- _Given instruction_
Copy each line containing the word "source" from the records that follow, please.

- _Input_

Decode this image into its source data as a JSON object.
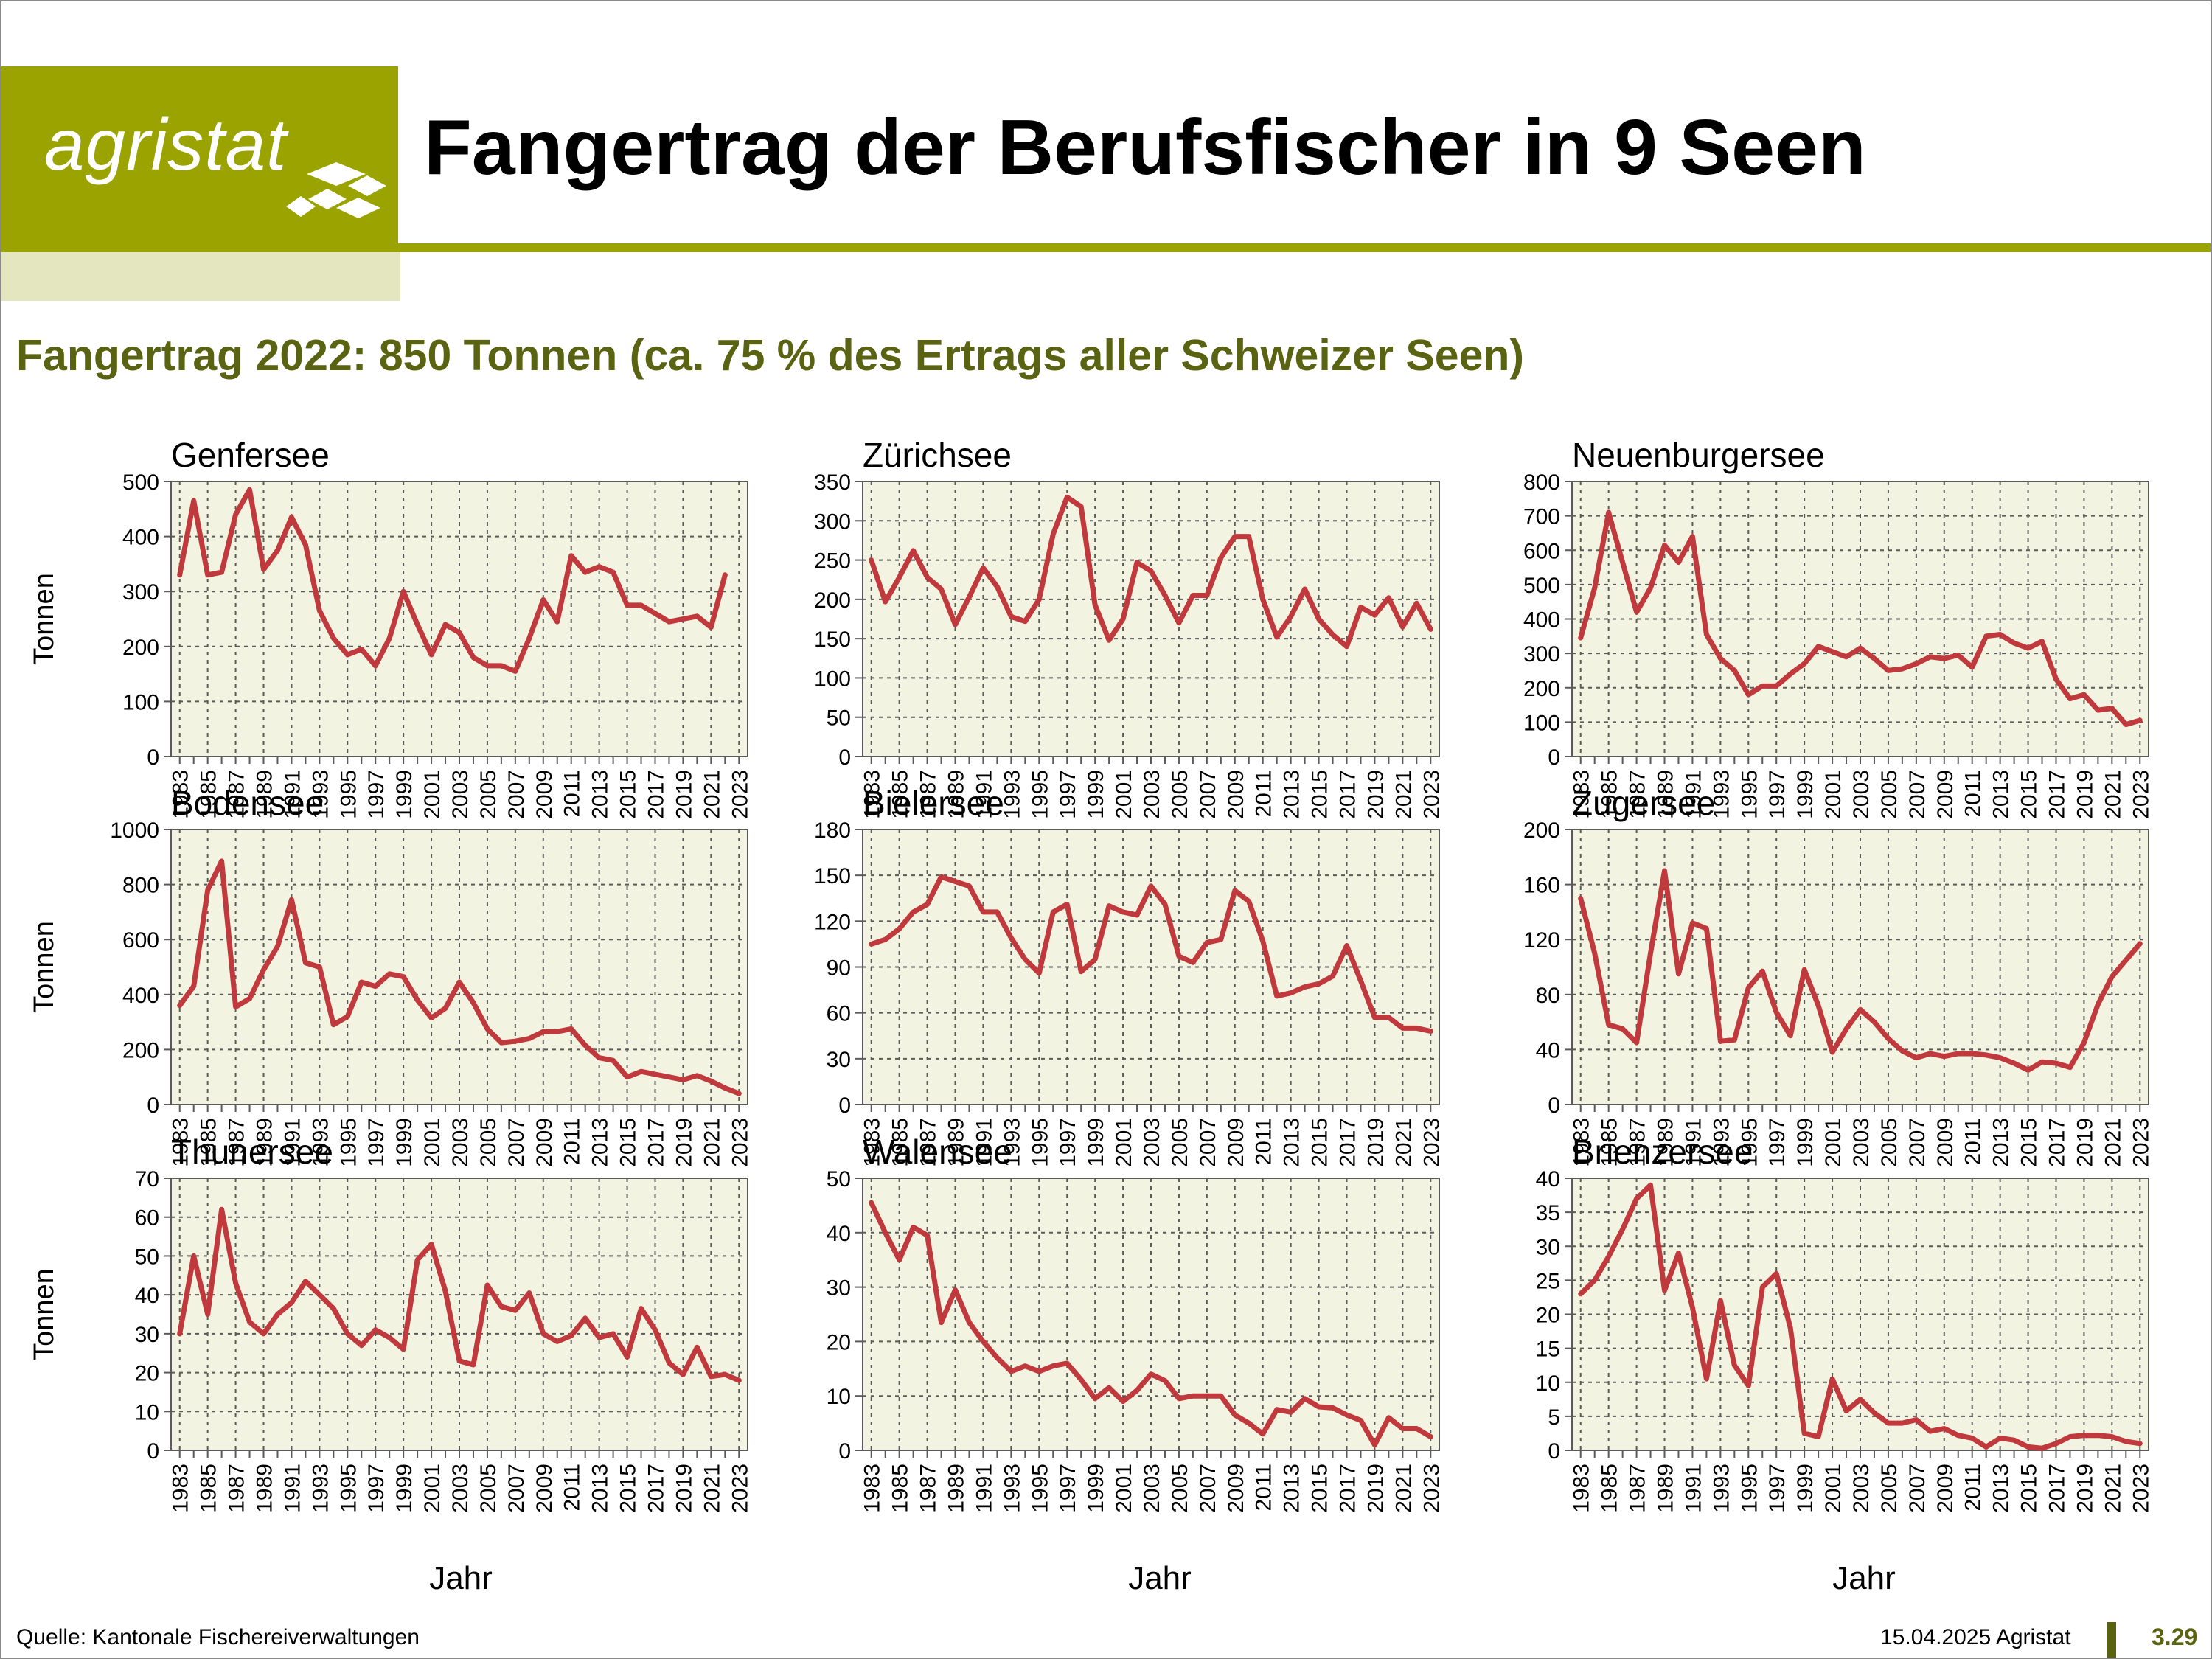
{
  "header": {
    "logo_text": "agristat",
    "title": "Fangertrag der Berufsfischer in 9 Seen",
    "subtitle": "Fangertrag 2022: 850 Tonnen (ca. 75 % des Ertrags aller Schweizer Seen)"
  },
  "footer": {
    "source": "Quelle: Kantonale Fischereiverwaltungen",
    "date": "15.04.2025 Agristat",
    "page": "3.29"
  },
  "colors": {
    "brand_green": "#9aa300",
    "brand_green_light": "#e3e6bf",
    "subtitle_olive": "#5a6312",
    "plot_background": "#f3f3e1",
    "line_red": "#c0393d"
  },
  "chart_data": [
    {
      "type": "line",
      "title": "Genfersee",
      "ylabel": "Tonnen",
      "xlabel": "",
      "ylim": [
        0,
        500
      ],
      "yticks": [
        0,
        100,
        200,
        300,
        400,
        500
      ],
      "x": [
        1983,
        1984,
        1985,
        1986,
        1987,
        1988,
        1989,
        1990,
        1991,
        1992,
        1993,
        1994,
        1995,
        1996,
        1997,
        1998,
        1999,
        2000,
        2001,
        2002,
        2003,
        2004,
        2005,
        2006,
        2007,
        2008,
        2009,
        2010,
        2011,
        2012,
        2013,
        2014,
        2015,
        2016,
        2017,
        2018,
        2019,
        2020,
        2021,
        2022
      ],
      "values": [
        330,
        465,
        330,
        335,
        440,
        485,
        340,
        375,
        435,
        385,
        265,
        215,
        185,
        195,
        165,
        215,
        300,
        240,
        185,
        240,
        225,
        180,
        165,
        165,
        155,
        215,
        285,
        245,
        365,
        335,
        345,
        335,
        275,
        275,
        260,
        245,
        250,
        255,
        235,
        330
      ]
    },
    {
      "type": "line",
      "title": "Zürichsee",
      "ylabel": "",
      "xlabel": "",
      "ylim": [
        0,
        350
      ],
      "yticks": [
        0,
        50,
        100,
        150,
        200,
        250,
        300,
        350
      ],
      "x": [
        1983,
        1984,
        1985,
        1986,
        1987,
        1988,
        1989,
        1990,
        1991,
        1992,
        1993,
        1994,
        1995,
        1996,
        1997,
        1998,
        1999,
        2000,
        2001,
        2002,
        2003,
        2004,
        2005,
        2006,
        2007,
        2008,
        2009,
        2010,
        2011,
        2012,
        2013,
        2014,
        2015,
        2016,
        2017,
        2018,
        2019,
        2020,
        2021,
        2022,
        2023
      ],
      "values": [
        250,
        197,
        228,
        262,
        228,
        213,
        168,
        203,
        240,
        216,
        178,
        172,
        200,
        283,
        330,
        318,
        193,
        148,
        175,
        247,
        236,
        205,
        170,
        205,
        205,
        253,
        280,
        280,
        200,
        152,
        178,
        213,
        175,
        155,
        140,
        190,
        180,
        202,
        165,
        195,
        162
      ]
    },
    {
      "type": "line",
      "title": "Neuenburgersee",
      "ylabel": "",
      "xlabel": "",
      "ylim": [
        0,
        800
      ],
      "yticks": [
        0,
        100,
        200,
        300,
        400,
        500,
        600,
        700,
        800
      ],
      "x": [
        1983,
        1984,
        1985,
        1986,
        1987,
        1988,
        1989,
        1990,
        1991,
        1992,
        1993,
        1994,
        1995,
        1996,
        1997,
        1998,
        1999,
        2000,
        2001,
        2002,
        2003,
        2004,
        2005,
        2006,
        2007,
        2008,
        2009,
        2010,
        2011,
        2012,
        2013,
        2014,
        2015,
        2016,
        2017,
        2018,
        2019,
        2020,
        2021,
        2022,
        2023
      ],
      "values": [
        345,
        490,
        710,
        565,
        420,
        490,
        615,
        565,
        640,
        355,
        285,
        250,
        180,
        205,
        205,
        240,
        270,
        320,
        305,
        290,
        315,
        285,
        250,
        255,
        270,
        290,
        285,
        295,
        260,
        350,
        355,
        330,
        315,
        335,
        225,
        168,
        180,
        135,
        140,
        93,
        105
      ]
    },
    {
      "type": "line",
      "title": "Bodensee",
      "ylabel": "Tonnen",
      "xlabel": "",
      "ylim": [
        0,
        1000
      ],
      "yticks": [
        0,
        200,
        400,
        600,
        800,
        1000
      ],
      "x": [
        1983,
        1984,
        1985,
        1986,
        1987,
        1988,
        1989,
        1990,
        1991,
        1992,
        1993,
        1994,
        1995,
        1996,
        1997,
        1998,
        1999,
        2000,
        2001,
        2002,
        2003,
        2004,
        2005,
        2006,
        2007,
        2008,
        2009,
        2010,
        2011,
        2012,
        2013,
        2014,
        2015,
        2016,
        2017,
        2018,
        2019,
        2020,
        2021,
        2022,
        2023
      ],
      "values": [
        360,
        430,
        780,
        885,
        355,
        385,
        490,
        575,
        745,
        515,
        500,
        290,
        320,
        445,
        430,
        475,
        465,
        380,
        315,
        350,
        445,
        370,
        275,
        225,
        230,
        240,
        265,
        265,
        275,
        215,
        170,
        160,
        100,
        120,
        110,
        100,
        90,
        105,
        85,
        60,
        40
      ]
    },
    {
      "type": "line",
      "title": "Bielersee",
      "ylabel": "",
      "xlabel": "",
      "ylim": [
        0,
        180
      ],
      "yticks": [
        0,
        30,
        60,
        90,
        120,
        150,
        180
      ],
      "x": [
        1983,
        1984,
        1985,
        1986,
        1987,
        1988,
        1989,
        1990,
        1991,
        1992,
        1993,
        1994,
        1995,
        1996,
        1997,
        1998,
        1999,
        2000,
        2001,
        2002,
        2003,
        2004,
        2005,
        2006,
        2007,
        2008,
        2009,
        2010,
        2011,
        2012,
        2013,
        2014,
        2015,
        2016,
        2017,
        2018,
        2019,
        2020,
        2021,
        2022,
        2023
      ],
      "values": [
        105,
        108,
        115,
        126,
        131,
        149,
        146,
        143,
        126,
        126,
        109,
        95,
        86,
        126,
        131,
        87,
        95,
        130,
        126,
        124,
        143,
        131,
        97,
        93,
        106,
        108,
        140,
        133,
        107,
        71,
        73,
        77,
        79,
        84,
        104,
        81,
        57,
        57,
        50,
        50,
        48
      ]
    },
    {
      "type": "line",
      "title": "Zugersee",
      "ylabel": "",
      "xlabel": "",
      "ylim": [
        0,
        200
      ],
      "yticks": [
        0,
        40,
        80,
        120,
        160,
        200
      ],
      "x": [
        1983,
        1984,
        1985,
        1986,
        1987,
        1988,
        1989,
        1990,
        1991,
        1992,
        1993,
        1994,
        1995,
        1996,
        1997,
        1998,
        1999,
        2000,
        2001,
        2002,
        2003,
        2004,
        2005,
        2006,
        2007,
        2008,
        2009,
        2010,
        2011,
        2012,
        2013,
        2014,
        2015,
        2016,
        2017,
        2018,
        2019,
        2020,
        2021,
        2022,
        2023
      ],
      "values": [
        150,
        110,
        58,
        55,
        45,
        110,
        170,
        95,
        132,
        128,
        46,
        47,
        85,
        97,
        67,
        50,
        98,
        72,
        38,
        55,
        69,
        60,
        48,
        39,
        34,
        37,
        35,
        37,
        37,
        36,
        34,
        30,
        25,
        31,
        30,
        27,
        45,
        73,
        93,
        105,
        117
      ]
    },
    {
      "type": "line",
      "title": "Thunersee",
      "ylabel": "Tonnen",
      "xlabel": "",
      "ylim": [
        0,
        70
      ],
      "yticks": [
        0,
        10,
        20,
        30,
        40,
        50,
        60,
        70
      ],
      "x": [
        1983,
        1984,
        1985,
        1986,
        1987,
        1988,
        1989,
        1990,
        1991,
        1992,
        1993,
        1994,
        1995,
        1996,
        1997,
        1998,
        1999,
        2000,
        2001,
        2002,
        2003,
        2004,
        2005,
        2006,
        2007,
        2008,
        2009,
        2010,
        2011,
        2012,
        2013,
        2014,
        2015,
        2016,
        2017,
        2018,
        2019,
        2020,
        2021,
        2022,
        2023
      ],
      "values": [
        30,
        50,
        35,
        62,
        43,
        33,
        30,
        35,
        38,
        43.5,
        40,
        36.5,
        30,
        27,
        31,
        29,
        26,
        49,
        53,
        41,
        23,
        22,
        42.5,
        37,
        36,
        40.5,
        30,
        28,
        29.5,
        34,
        29,
        30,
        24,
        36.5,
        31,
        22.5,
        19.5,
        26.5,
        19,
        19.5,
        18
      ]
    },
    {
      "type": "line",
      "title": "Walensee",
      "ylabel": "",
      "xlabel": "Jahr",
      "ylim": [
        0,
        50
      ],
      "yticks": [
        0,
        10,
        20,
        30,
        40,
        50
      ],
      "x": [
        1983,
        1984,
        1985,
        1986,
        1987,
        1988,
        1989,
        1990,
        1991,
        1992,
        1993,
        1994,
        1995,
        1996,
        1997,
        1998,
        1999,
        2000,
        2001,
        2002,
        2003,
        2004,
        2005,
        2006,
        2007,
        2008,
        2009,
        2010,
        2011,
        2012,
        2013,
        2014,
        2015,
        2016,
        2017,
        2018,
        2019,
        2020,
        2021,
        2022,
        2023
      ],
      "values": [
        45.5,
        40,
        35,
        41,
        39.5,
        23.5,
        29.5,
        23.5,
        20,
        17,
        14.5,
        15.5,
        14.5,
        15.5,
        16,
        13,
        9.5,
        11.5,
        9,
        11,
        14,
        12.8,
        9.5,
        10,
        10,
        10,
        6.5,
        5,
        3,
        7.5,
        7,
        9.5,
        8,
        7.8,
        6.5,
        5.5,
        1,
        6,
        4,
        4,
        2.5
      ]
    },
    {
      "type": "line",
      "title": "Brienzersee",
      "ylabel": "",
      "xlabel": "",
      "ylim": [
        0,
        40
      ],
      "yticks": [
        0,
        5,
        10,
        15,
        20,
        25,
        30,
        35,
        40
      ],
      "x": [
        1983,
        1984,
        1985,
        1986,
        1987,
        1988,
        1989,
        1990,
        1991,
        1992,
        1993,
        1994,
        1995,
        1996,
        1997,
        1998,
        1999,
        2000,
        2001,
        2002,
        2003,
        2004,
        2005,
        2006,
        2007,
        2008,
        2009,
        2010,
        2011,
        2012,
        2013,
        2014,
        2015,
        2016,
        2017,
        2018,
        2019,
        2020,
        2021,
        2022,
        2023
      ],
      "values": [
        23,
        25,
        28.5,
        32.5,
        37,
        39,
        23.5,
        29,
        21,
        10.5,
        22,
        12.5,
        9.5,
        24,
        26,
        18,
        2.5,
        2,
        10.5,
        5.8,
        7.5,
        5.5,
        4,
        4,
        4.5,
        2.8,
        3.2,
        2.2,
        1.8,
        0.5,
        1.8,
        1.5,
        0.5,
        0.3,
        1,
        2,
        2.2,
        2.2,
        2,
        1.3,
        1
      ]
    }
  ]
}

- _Answer to this exercise_
Decode this image into its source data as a JSON object.
    "source": "Quelle: Kantonale Fischereiverwaltungen",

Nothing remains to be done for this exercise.